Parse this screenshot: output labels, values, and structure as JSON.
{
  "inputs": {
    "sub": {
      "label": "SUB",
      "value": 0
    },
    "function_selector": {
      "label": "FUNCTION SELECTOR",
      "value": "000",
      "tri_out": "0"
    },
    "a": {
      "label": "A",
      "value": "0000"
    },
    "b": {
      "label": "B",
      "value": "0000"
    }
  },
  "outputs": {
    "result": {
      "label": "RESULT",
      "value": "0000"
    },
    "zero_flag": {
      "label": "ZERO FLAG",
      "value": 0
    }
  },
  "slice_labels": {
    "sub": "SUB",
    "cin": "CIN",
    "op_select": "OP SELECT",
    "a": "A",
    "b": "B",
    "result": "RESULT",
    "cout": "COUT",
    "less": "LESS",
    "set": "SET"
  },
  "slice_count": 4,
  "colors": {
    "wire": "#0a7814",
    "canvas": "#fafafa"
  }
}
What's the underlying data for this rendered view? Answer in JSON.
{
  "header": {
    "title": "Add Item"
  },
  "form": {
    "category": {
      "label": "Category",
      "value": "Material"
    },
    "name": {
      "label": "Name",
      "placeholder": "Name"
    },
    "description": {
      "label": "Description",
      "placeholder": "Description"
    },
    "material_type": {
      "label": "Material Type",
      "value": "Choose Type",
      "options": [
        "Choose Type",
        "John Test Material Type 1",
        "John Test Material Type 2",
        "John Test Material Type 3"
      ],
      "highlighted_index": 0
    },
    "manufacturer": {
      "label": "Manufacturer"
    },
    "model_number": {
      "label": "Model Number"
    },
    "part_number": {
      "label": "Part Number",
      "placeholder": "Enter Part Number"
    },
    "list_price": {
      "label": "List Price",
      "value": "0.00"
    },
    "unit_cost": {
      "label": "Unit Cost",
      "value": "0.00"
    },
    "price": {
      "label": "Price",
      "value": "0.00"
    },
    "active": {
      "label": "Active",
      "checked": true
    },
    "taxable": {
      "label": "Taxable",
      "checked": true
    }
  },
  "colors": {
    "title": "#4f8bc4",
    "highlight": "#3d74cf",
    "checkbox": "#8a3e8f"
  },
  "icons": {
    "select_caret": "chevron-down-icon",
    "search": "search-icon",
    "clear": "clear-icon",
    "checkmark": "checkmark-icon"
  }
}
----
In the entries above, find every line holding the word "this" and copy it out.

* **Written reply**
Parse this screenshot: output labels, values, and structure as JSON.
What's the underlying data for this rendered view? Answer in JSON.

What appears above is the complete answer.